◆ SET PROBLEM: Check each line of the material below, and copy it if it holds the string "plug".

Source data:
☆ ☆ ☆

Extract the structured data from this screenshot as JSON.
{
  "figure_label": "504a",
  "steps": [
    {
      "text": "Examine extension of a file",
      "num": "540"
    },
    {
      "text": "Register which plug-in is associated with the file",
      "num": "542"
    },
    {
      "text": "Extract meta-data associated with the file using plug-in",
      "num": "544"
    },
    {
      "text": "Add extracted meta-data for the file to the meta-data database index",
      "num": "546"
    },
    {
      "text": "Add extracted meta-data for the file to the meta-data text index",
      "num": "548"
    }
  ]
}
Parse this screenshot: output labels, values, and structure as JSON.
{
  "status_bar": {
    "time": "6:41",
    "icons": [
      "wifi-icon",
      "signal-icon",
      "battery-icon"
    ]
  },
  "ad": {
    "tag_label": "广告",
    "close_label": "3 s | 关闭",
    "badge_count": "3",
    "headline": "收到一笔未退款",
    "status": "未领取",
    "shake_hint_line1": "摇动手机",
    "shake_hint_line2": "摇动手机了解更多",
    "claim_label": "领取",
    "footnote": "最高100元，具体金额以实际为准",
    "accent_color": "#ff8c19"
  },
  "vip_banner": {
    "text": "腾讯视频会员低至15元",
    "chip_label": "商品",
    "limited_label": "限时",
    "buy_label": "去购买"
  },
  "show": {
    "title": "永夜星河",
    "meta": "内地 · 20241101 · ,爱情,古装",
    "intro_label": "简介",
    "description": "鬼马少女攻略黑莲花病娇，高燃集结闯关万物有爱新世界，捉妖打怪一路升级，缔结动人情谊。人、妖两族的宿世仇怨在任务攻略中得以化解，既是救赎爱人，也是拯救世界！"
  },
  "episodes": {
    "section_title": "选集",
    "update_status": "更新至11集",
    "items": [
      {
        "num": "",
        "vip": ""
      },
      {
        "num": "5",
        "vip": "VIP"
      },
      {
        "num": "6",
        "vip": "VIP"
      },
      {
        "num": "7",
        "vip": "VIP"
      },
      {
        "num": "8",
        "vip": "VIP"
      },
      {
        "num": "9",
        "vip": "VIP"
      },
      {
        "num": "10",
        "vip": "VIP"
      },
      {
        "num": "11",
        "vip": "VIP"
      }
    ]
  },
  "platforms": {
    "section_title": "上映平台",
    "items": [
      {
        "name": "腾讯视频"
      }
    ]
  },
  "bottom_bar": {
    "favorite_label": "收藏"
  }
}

☆ ☆ ☆

◆ COMPLETE ANSWER:
      "text": "Register which plug-in is associated with the file",
      "text": "Extract meta-data associated with the file using plug-in",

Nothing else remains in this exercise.